## Task
Gather, from the listing beneath this task, every line holding the string "parallel".

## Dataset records

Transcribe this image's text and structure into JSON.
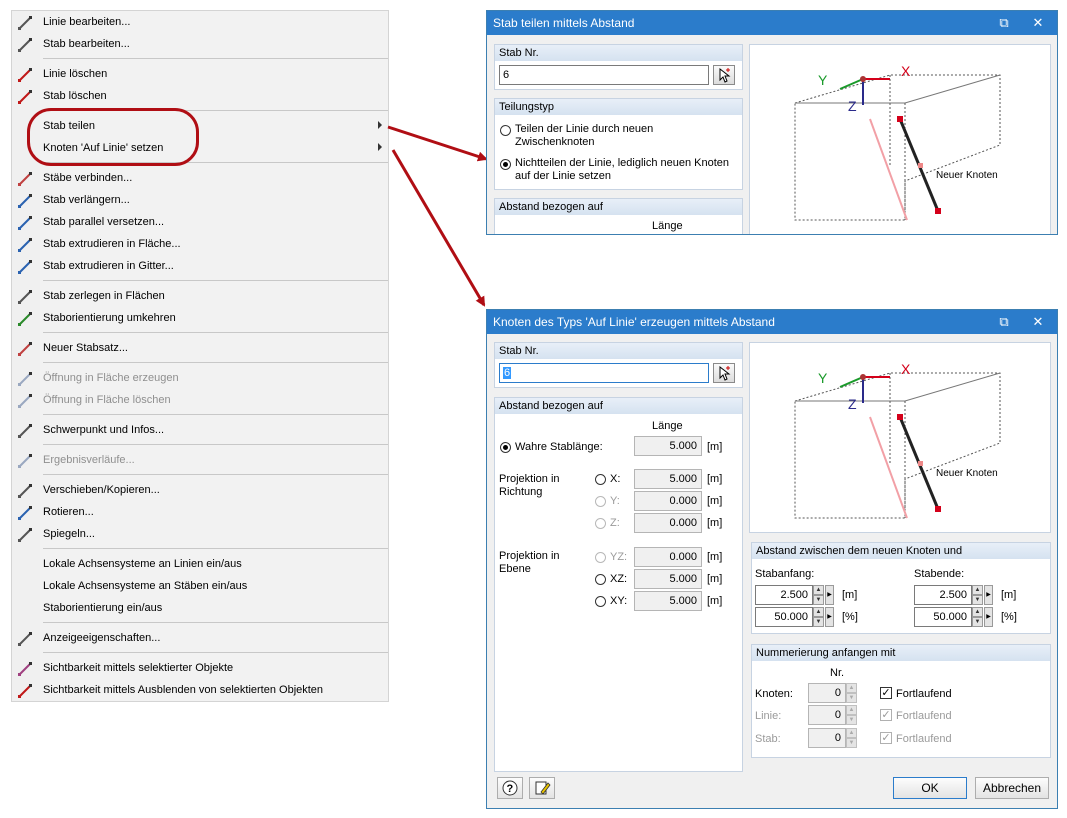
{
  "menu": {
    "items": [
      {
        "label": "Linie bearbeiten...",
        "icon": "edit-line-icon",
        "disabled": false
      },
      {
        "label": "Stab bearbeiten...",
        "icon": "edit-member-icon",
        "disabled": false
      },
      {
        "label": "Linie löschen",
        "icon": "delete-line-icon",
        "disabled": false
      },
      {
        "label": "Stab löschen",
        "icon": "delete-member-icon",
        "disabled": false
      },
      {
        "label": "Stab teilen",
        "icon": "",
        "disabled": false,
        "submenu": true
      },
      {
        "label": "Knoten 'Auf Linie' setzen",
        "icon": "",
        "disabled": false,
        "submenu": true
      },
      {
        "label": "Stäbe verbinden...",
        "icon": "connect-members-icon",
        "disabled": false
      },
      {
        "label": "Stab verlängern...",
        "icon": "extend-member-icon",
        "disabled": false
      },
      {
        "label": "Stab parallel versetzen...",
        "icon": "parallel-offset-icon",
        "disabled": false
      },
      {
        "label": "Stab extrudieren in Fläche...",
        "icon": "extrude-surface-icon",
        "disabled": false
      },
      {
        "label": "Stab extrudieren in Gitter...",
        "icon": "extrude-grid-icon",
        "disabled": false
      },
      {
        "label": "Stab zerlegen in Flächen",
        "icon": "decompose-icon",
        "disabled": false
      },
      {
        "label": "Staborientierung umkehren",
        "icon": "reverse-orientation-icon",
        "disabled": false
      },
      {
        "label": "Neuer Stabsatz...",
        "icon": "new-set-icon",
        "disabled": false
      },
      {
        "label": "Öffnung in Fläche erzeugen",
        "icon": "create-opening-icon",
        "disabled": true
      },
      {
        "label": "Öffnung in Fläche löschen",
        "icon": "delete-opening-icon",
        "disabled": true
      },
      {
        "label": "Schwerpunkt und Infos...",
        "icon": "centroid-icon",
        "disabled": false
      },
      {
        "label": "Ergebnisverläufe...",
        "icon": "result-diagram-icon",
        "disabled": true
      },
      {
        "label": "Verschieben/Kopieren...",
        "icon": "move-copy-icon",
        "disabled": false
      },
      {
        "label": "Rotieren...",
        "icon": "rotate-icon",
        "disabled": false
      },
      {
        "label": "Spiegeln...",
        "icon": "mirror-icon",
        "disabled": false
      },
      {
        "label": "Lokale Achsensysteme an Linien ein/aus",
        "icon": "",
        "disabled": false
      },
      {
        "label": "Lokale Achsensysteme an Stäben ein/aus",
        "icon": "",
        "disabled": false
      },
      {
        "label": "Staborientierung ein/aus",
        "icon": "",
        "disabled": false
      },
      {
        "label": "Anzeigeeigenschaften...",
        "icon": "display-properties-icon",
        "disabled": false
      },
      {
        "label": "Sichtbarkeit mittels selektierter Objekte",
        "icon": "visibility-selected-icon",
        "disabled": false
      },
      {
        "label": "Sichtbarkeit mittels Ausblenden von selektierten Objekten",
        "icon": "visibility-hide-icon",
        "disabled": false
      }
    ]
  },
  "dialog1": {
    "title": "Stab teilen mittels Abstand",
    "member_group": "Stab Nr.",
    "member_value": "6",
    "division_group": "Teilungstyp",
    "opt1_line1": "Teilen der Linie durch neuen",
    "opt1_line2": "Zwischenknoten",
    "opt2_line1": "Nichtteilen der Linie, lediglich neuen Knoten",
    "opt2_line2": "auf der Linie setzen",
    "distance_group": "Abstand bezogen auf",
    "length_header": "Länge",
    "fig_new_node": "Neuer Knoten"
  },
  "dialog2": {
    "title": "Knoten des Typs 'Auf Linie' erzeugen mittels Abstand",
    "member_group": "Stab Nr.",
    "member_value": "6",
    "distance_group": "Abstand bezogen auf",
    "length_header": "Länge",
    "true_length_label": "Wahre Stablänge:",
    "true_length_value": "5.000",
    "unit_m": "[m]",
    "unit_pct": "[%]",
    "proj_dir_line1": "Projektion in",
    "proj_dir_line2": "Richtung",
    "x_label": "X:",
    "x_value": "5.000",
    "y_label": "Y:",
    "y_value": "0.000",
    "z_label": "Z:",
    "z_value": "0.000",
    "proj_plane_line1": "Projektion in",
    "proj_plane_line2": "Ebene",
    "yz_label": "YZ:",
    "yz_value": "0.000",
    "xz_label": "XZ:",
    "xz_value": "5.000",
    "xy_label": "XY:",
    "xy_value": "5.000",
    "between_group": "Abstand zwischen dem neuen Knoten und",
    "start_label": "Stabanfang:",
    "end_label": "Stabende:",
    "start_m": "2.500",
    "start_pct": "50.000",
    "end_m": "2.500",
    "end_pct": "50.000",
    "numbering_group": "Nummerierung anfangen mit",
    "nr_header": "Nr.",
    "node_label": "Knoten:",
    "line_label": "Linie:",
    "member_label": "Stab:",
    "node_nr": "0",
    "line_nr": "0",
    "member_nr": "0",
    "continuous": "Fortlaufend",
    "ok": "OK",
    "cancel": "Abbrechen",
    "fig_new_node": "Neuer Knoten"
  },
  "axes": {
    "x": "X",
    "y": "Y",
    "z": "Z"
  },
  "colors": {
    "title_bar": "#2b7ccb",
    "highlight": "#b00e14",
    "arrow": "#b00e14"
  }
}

## Complete response
        "label": "Stab parallel versetzen...",
        "icon": "parallel-offset-icon",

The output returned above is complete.